-- begin Items --
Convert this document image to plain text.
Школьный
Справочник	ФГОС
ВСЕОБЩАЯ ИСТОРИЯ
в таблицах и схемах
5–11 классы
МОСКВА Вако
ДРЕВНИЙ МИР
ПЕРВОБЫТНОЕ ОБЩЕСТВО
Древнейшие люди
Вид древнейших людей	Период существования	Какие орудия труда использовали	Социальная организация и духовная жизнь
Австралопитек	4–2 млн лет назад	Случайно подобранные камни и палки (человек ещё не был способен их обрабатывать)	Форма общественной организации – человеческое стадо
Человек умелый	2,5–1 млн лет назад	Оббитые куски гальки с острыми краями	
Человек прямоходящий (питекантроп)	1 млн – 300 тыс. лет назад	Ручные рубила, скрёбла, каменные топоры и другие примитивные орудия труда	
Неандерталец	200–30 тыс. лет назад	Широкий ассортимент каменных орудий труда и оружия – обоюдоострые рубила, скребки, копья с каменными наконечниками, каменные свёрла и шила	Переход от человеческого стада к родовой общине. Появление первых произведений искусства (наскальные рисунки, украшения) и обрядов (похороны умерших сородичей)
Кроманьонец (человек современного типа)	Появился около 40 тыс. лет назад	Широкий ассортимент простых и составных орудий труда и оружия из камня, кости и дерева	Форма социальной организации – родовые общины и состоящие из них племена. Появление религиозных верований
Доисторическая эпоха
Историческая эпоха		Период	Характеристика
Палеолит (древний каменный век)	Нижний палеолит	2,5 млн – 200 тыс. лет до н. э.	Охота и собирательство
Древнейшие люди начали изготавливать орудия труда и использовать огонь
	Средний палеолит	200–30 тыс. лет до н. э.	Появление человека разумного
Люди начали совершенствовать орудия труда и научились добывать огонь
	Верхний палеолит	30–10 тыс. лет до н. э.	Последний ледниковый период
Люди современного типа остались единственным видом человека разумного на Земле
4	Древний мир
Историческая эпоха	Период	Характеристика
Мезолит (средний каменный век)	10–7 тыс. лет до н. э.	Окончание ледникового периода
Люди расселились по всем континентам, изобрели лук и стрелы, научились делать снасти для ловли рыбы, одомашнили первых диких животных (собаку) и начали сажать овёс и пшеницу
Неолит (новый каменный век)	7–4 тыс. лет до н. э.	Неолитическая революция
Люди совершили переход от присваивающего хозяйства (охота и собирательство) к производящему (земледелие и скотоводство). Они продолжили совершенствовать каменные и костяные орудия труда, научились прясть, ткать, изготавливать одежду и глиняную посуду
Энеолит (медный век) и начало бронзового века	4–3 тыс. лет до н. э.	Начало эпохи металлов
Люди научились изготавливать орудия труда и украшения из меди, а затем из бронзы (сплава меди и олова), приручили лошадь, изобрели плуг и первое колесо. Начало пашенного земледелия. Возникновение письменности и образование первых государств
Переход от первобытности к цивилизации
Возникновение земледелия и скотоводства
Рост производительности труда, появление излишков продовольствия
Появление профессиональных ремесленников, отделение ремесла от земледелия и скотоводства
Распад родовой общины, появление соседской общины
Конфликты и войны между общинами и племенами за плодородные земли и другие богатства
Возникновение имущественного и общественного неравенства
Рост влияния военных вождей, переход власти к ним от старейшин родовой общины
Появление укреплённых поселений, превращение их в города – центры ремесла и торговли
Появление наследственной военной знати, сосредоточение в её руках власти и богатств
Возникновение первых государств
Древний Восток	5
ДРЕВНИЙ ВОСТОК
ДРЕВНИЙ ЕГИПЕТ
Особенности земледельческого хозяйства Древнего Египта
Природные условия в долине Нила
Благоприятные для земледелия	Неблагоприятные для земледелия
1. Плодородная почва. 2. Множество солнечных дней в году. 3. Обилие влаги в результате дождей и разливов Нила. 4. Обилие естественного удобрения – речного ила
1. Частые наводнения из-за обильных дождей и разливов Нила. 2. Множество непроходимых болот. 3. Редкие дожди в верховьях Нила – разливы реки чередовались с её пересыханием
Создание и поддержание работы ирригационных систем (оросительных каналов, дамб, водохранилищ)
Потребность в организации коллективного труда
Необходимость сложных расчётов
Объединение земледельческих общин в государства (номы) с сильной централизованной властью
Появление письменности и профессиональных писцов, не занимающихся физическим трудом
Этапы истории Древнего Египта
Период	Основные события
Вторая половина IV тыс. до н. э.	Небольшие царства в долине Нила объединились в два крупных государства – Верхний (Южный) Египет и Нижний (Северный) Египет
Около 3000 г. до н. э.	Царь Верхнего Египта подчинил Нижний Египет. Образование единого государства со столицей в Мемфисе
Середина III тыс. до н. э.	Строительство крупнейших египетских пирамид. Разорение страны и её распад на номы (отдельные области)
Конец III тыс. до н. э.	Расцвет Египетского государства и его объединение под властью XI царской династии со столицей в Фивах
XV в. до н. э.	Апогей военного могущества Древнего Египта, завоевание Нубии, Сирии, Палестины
-- end Items --
Aim => Say how many lines above hold the word "властью", giving only the count.

Reply to the exercise => 2